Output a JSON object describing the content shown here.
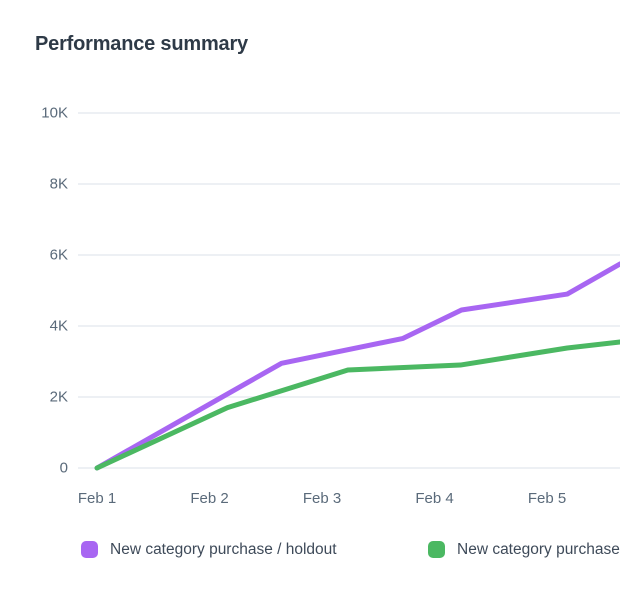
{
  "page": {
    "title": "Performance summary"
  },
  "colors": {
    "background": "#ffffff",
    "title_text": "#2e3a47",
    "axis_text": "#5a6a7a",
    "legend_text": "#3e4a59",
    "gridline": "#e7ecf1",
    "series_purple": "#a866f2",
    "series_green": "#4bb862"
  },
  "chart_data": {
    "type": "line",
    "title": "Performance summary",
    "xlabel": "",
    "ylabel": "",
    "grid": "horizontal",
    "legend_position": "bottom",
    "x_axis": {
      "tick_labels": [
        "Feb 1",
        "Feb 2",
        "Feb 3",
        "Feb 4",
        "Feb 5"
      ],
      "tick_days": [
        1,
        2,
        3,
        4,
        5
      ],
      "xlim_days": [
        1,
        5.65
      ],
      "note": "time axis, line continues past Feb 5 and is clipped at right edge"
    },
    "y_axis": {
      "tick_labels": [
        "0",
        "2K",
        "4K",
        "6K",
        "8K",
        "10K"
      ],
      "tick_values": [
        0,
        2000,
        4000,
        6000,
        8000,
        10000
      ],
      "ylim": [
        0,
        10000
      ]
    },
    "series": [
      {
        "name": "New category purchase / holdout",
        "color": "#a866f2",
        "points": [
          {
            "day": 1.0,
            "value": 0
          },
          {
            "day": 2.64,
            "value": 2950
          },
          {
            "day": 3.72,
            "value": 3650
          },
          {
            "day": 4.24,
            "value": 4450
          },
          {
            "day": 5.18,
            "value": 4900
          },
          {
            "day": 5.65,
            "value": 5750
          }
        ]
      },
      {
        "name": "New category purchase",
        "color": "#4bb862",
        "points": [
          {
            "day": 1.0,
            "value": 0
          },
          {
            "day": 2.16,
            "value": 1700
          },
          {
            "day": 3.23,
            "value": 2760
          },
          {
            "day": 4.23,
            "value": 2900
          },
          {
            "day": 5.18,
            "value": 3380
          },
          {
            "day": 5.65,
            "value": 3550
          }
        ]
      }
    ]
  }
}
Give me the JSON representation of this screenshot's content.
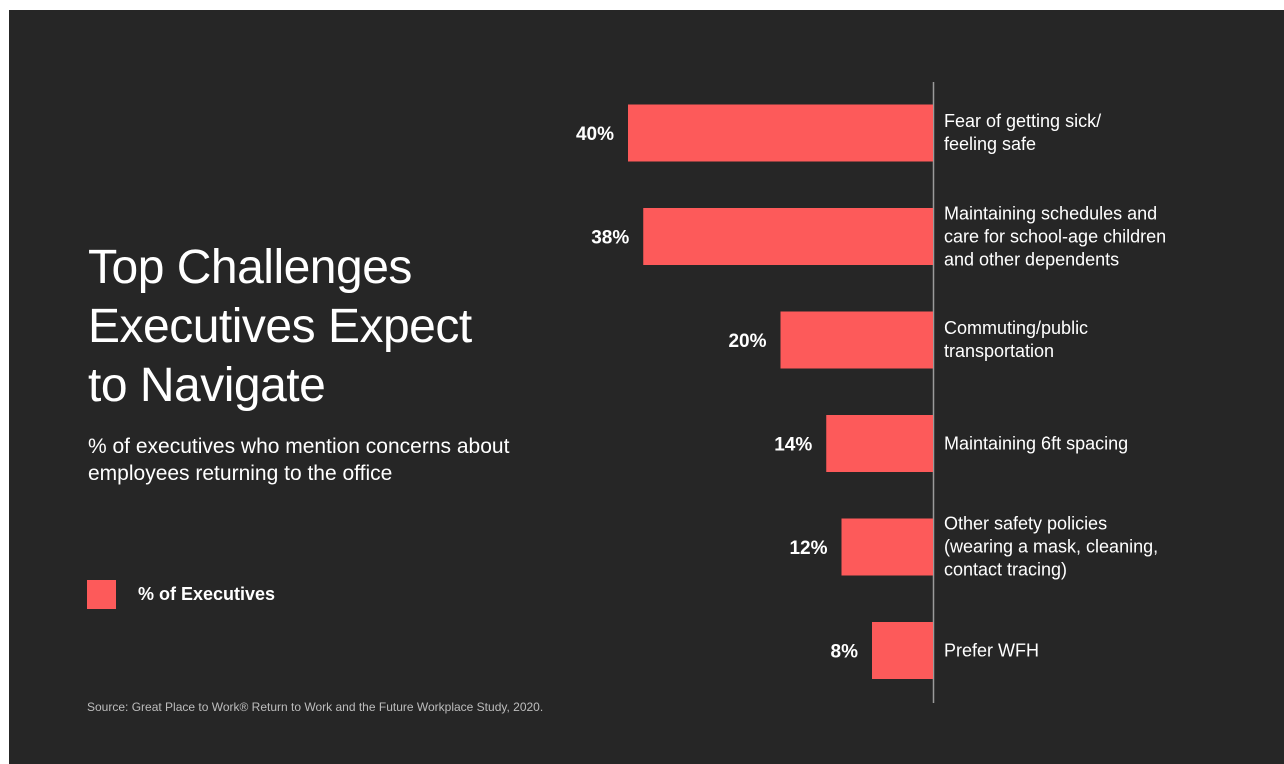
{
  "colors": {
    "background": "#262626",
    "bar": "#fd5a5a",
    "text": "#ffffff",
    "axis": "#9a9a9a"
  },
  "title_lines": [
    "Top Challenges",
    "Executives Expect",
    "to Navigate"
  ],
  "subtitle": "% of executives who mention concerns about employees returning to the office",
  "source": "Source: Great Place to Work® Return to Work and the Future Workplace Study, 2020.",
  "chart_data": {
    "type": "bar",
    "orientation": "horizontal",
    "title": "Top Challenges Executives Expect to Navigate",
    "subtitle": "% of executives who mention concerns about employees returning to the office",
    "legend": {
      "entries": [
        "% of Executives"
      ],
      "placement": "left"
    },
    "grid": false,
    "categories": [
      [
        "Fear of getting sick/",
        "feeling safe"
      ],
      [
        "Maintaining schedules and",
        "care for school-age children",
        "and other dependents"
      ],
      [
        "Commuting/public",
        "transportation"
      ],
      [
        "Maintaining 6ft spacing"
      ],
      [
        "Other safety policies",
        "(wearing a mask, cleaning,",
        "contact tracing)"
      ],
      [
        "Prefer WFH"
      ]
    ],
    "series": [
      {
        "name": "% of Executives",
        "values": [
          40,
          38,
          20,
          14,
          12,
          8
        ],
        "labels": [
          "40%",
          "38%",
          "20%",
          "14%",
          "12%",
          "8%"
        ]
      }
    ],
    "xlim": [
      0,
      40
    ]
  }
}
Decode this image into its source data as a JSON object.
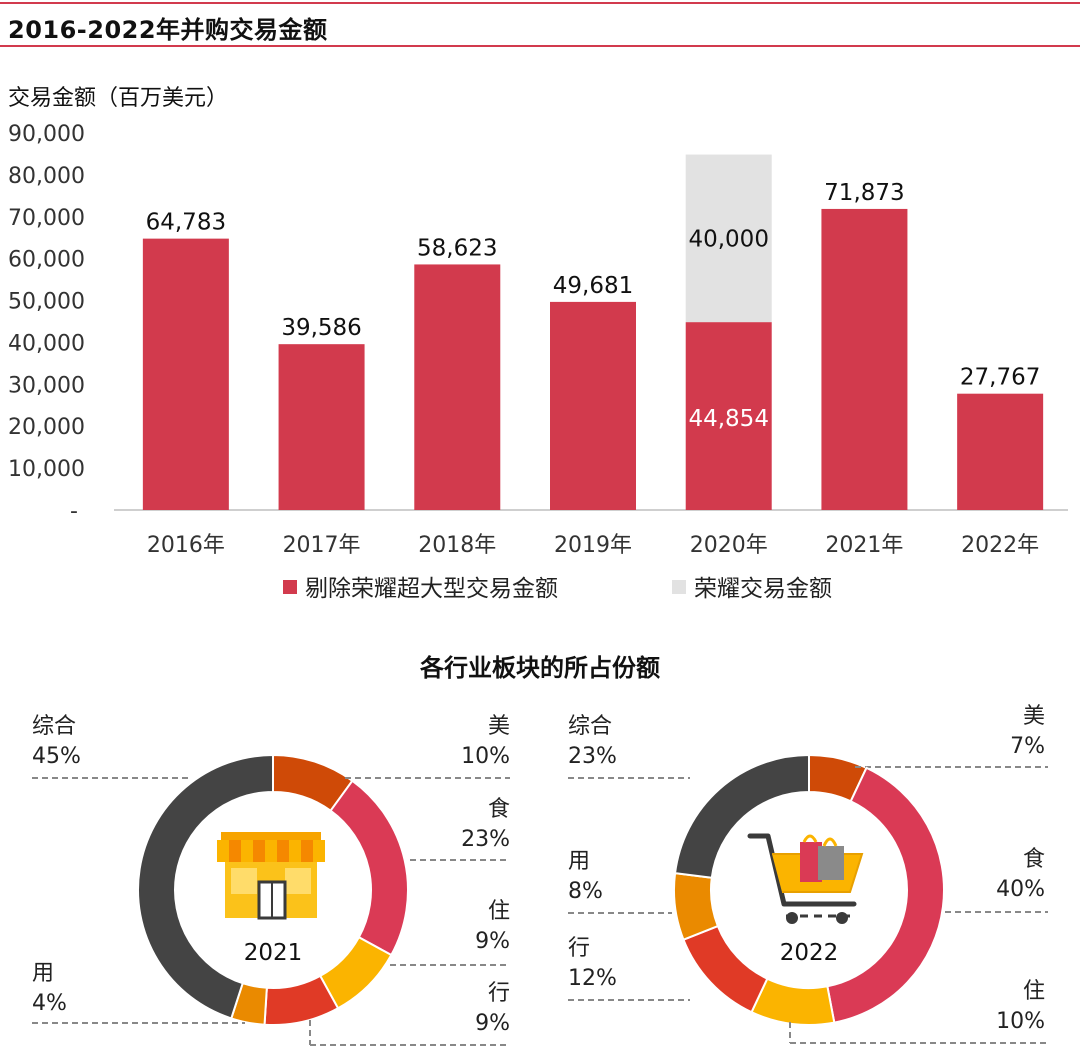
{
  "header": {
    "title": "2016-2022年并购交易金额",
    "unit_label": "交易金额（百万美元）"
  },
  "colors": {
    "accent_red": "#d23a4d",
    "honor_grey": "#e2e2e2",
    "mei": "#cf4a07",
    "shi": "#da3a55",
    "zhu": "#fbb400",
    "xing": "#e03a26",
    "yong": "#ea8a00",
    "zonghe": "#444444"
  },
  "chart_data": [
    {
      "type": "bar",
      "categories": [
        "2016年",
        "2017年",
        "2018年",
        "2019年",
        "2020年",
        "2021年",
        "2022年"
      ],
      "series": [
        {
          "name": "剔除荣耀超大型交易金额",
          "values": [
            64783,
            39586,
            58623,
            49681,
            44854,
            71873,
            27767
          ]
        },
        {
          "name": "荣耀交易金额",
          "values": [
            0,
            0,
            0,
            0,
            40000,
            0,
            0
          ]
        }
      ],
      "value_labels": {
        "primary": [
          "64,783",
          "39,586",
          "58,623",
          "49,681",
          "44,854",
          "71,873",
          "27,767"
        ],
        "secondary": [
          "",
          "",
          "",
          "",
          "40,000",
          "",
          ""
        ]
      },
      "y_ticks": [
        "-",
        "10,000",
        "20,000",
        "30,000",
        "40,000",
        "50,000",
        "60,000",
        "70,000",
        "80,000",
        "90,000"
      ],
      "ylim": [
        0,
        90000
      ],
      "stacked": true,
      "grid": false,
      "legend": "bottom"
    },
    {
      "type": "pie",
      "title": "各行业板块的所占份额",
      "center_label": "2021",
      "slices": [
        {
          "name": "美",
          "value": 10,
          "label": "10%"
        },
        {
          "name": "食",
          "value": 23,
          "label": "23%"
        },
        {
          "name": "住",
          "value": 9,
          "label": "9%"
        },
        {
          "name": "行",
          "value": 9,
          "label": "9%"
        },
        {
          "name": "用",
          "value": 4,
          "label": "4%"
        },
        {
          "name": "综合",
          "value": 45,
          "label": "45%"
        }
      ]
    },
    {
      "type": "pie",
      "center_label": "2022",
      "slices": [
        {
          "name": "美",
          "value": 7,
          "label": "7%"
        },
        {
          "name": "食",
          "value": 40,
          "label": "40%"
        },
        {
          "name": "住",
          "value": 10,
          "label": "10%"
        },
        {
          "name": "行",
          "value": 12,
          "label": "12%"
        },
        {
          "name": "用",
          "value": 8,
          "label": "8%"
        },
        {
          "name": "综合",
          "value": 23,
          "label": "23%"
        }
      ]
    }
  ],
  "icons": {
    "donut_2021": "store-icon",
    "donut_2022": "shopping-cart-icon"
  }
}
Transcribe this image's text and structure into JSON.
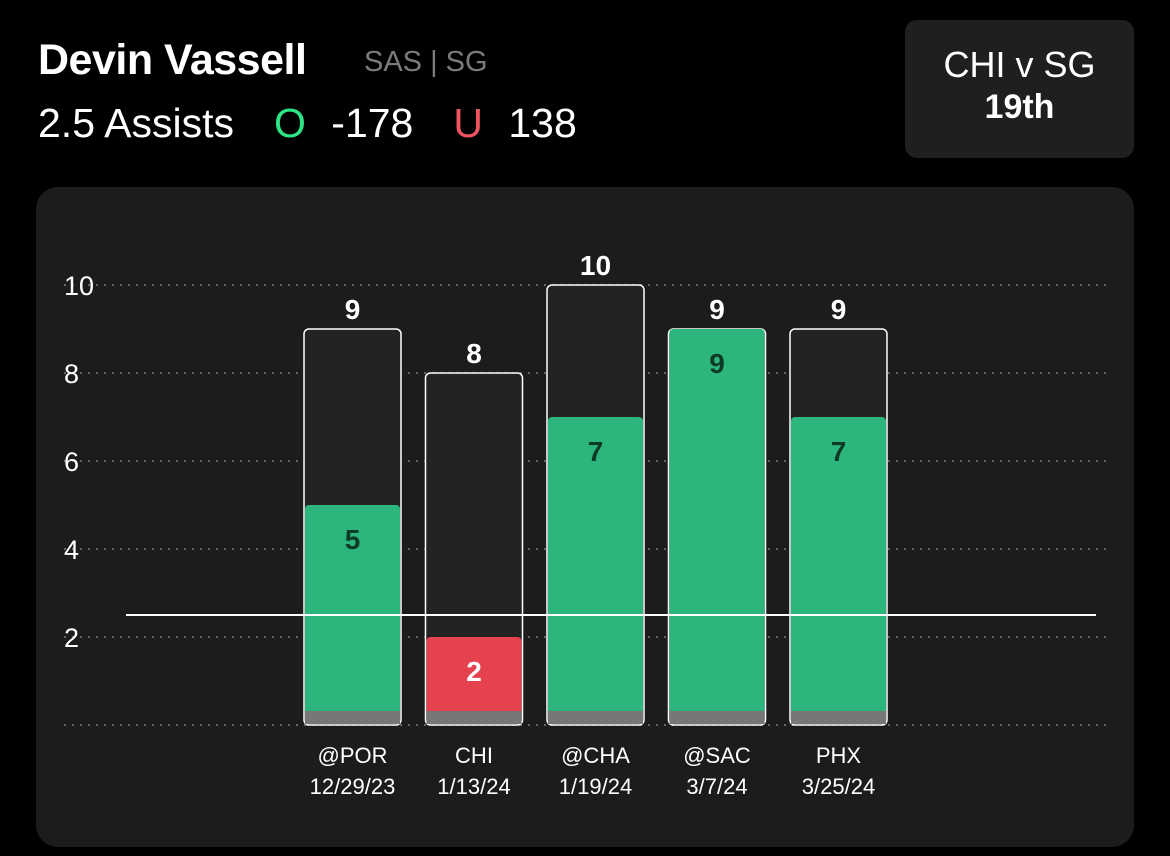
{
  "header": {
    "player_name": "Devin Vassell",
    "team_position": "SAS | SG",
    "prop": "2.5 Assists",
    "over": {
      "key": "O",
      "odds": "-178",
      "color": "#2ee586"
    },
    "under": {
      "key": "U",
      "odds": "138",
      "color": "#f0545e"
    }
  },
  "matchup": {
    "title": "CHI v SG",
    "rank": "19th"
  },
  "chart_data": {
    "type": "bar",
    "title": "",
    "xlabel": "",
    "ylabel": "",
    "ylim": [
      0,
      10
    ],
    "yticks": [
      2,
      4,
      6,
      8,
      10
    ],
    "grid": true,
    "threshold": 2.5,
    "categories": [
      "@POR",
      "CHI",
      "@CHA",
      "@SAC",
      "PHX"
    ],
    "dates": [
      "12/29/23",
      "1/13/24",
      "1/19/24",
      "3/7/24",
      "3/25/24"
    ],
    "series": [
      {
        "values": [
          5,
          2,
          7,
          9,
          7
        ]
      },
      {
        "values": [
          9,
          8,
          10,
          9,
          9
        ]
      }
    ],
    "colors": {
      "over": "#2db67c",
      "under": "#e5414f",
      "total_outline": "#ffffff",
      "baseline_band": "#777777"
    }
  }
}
== == ==
TASK DIRECTIONS: Take every line from the records above that has the word "image" and copy it.

EXPECTED ANSWER:
Decode this image into its source data as a JSON object.
Transcribe this image's text and structure into JSON.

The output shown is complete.